» AIM:
Filter the records below for the word "mais". Copy each line that holds it.

-- MATERIAL PROVIDED start --

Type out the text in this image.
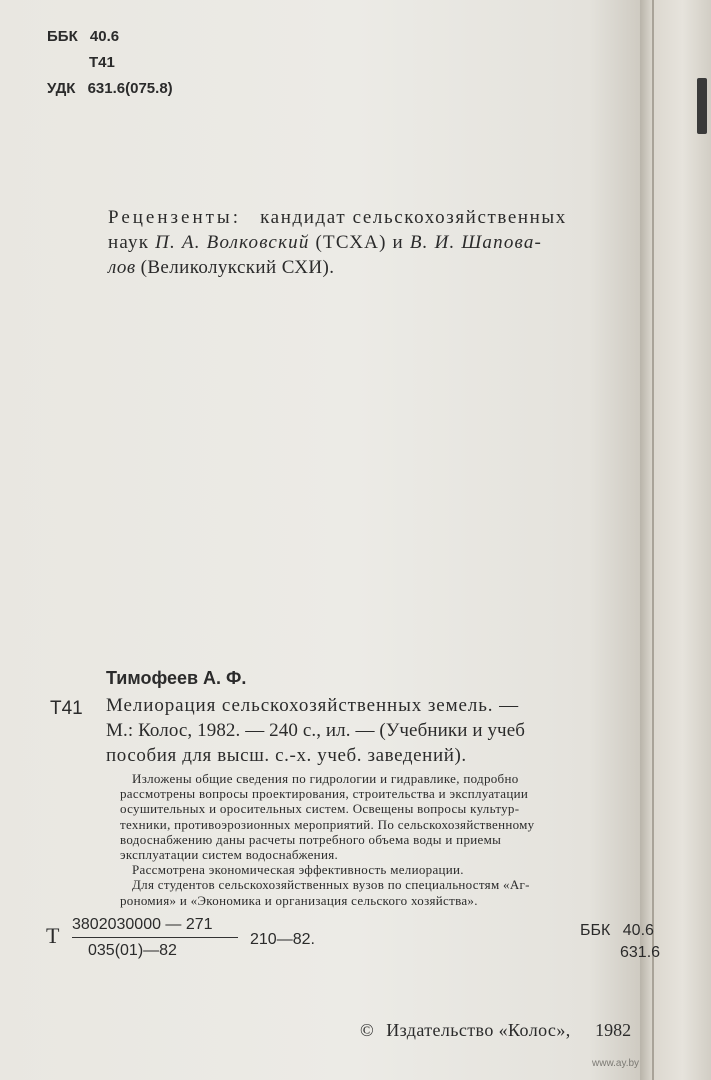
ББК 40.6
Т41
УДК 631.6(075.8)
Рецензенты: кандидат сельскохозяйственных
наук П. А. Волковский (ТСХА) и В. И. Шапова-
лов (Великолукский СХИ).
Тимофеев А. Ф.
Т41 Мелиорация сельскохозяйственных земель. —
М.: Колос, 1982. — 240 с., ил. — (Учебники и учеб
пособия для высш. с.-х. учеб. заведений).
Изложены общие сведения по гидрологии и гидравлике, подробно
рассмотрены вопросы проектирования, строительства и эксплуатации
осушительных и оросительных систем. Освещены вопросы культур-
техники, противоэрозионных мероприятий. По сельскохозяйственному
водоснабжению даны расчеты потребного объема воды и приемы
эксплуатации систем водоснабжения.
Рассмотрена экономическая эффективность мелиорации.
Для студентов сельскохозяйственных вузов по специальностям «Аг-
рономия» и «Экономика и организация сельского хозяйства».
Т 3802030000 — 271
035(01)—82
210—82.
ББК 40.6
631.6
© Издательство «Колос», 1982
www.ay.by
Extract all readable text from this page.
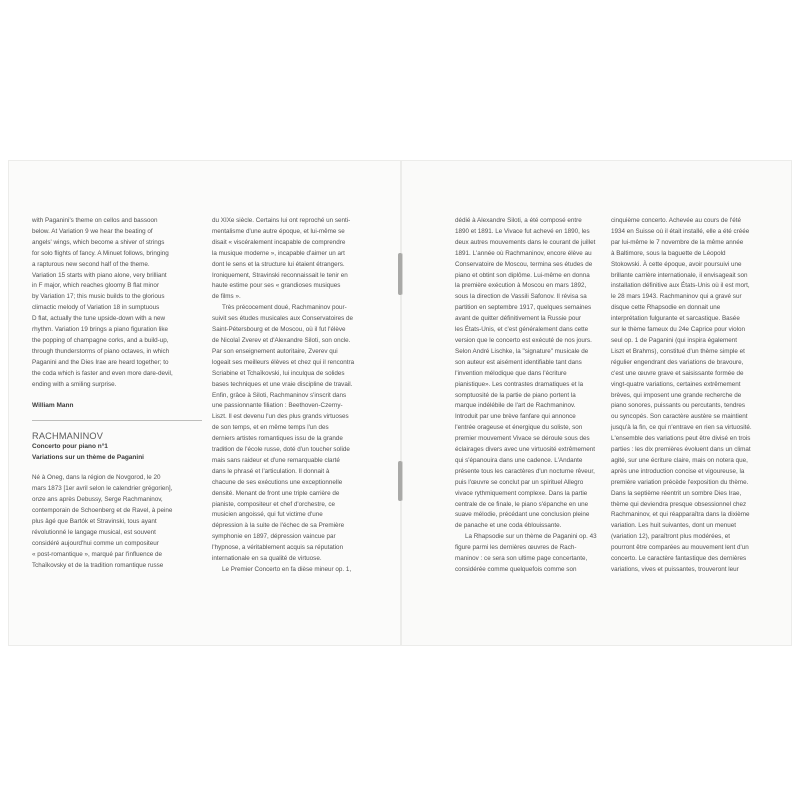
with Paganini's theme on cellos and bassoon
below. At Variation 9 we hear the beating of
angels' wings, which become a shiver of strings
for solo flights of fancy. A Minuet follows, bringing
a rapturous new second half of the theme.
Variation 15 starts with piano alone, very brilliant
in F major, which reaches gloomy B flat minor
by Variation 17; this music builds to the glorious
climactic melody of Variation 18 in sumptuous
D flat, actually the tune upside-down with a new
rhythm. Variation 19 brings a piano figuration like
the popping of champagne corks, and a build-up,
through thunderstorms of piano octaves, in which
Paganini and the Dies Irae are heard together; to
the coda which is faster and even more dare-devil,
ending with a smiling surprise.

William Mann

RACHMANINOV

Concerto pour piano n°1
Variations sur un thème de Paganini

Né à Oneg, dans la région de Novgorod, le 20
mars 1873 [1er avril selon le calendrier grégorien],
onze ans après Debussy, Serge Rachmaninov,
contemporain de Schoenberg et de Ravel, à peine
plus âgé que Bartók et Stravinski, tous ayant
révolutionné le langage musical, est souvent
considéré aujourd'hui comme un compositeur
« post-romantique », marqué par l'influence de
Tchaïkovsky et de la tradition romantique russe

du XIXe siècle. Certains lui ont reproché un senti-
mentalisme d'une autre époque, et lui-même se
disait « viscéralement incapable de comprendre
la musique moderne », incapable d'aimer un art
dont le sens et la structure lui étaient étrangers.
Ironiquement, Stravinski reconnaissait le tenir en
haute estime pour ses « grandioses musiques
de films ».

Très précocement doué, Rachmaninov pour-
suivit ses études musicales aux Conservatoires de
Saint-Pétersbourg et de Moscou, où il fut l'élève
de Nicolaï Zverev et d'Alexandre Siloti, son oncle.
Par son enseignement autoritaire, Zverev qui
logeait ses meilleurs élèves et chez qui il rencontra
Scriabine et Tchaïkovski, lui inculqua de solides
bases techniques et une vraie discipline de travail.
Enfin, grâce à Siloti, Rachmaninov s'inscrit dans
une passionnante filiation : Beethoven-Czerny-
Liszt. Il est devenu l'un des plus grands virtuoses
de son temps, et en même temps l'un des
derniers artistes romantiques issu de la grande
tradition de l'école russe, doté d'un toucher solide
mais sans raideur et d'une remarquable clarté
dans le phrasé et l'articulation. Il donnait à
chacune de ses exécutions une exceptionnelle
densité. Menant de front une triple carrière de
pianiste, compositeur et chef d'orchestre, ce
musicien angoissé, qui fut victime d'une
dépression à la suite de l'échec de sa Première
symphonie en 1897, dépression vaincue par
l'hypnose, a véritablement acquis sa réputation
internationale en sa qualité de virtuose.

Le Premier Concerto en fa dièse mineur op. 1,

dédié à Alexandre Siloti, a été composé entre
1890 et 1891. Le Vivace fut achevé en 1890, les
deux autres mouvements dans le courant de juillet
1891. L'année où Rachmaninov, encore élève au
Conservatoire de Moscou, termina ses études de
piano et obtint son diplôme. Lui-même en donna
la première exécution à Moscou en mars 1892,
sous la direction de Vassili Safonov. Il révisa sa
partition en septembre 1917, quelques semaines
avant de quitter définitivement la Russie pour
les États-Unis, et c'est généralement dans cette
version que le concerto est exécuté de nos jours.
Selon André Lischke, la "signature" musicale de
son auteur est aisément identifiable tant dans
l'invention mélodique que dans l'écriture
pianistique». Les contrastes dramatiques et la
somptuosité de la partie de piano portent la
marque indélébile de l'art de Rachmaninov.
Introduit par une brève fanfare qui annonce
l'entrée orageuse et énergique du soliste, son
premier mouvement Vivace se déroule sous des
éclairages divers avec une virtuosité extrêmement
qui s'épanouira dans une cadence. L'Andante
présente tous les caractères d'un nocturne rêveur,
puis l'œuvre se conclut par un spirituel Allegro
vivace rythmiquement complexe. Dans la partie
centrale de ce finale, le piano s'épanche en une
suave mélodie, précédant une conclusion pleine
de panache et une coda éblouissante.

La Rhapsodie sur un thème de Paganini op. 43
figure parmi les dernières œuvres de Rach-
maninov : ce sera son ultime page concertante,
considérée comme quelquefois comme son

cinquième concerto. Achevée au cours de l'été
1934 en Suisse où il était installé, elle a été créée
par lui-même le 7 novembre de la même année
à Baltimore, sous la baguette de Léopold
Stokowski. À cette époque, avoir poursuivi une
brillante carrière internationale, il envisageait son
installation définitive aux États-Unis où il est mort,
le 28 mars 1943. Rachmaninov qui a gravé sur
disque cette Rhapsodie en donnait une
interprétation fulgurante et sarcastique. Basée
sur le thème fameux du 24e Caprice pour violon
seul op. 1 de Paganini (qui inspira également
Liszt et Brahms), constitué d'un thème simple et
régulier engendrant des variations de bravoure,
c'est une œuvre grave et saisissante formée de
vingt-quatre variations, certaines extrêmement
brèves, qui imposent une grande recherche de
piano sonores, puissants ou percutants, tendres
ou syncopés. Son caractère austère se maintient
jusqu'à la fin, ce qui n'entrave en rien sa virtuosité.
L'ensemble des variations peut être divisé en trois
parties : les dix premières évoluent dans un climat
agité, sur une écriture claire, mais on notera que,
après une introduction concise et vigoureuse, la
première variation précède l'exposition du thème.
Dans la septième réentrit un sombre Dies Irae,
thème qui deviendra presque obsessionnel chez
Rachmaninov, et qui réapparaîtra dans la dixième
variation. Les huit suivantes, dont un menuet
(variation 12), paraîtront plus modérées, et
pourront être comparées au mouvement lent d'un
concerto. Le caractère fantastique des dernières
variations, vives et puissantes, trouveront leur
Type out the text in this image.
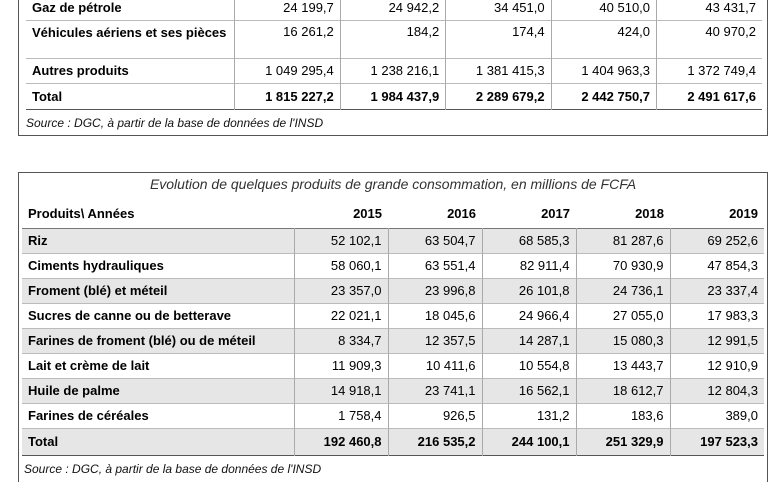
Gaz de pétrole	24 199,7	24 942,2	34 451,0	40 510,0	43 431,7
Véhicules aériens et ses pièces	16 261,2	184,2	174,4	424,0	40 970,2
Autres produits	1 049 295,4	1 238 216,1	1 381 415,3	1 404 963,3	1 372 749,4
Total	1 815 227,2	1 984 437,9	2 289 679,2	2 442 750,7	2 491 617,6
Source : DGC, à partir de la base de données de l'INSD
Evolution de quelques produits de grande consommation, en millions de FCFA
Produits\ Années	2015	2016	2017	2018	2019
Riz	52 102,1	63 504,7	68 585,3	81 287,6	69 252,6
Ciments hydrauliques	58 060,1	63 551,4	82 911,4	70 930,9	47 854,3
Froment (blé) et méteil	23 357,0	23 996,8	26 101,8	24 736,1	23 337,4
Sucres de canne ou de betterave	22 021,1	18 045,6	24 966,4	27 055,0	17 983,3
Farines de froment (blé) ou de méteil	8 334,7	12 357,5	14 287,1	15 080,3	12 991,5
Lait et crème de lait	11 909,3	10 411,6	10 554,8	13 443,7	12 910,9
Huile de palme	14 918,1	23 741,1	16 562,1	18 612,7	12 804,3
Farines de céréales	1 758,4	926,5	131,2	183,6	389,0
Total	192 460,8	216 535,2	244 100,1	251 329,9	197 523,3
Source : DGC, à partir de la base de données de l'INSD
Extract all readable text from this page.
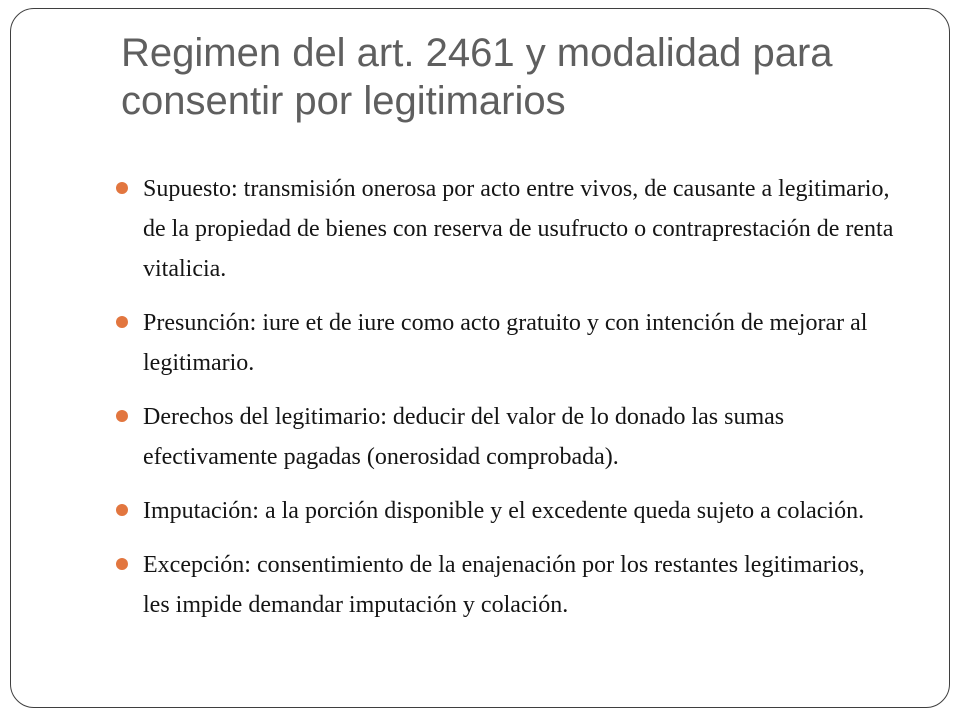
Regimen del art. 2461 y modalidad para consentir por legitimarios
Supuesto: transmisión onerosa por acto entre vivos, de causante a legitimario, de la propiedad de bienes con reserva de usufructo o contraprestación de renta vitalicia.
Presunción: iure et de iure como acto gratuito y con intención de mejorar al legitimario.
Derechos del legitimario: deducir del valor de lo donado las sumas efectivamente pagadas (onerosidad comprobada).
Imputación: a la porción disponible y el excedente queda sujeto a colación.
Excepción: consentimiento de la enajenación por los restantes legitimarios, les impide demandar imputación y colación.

-- MATERIAL PROVIDED end --

» COMPLETED EXERCISE:
mais sans raideur et d'une remarquable clarté
agité, sur une écriture claire, mais on notera que,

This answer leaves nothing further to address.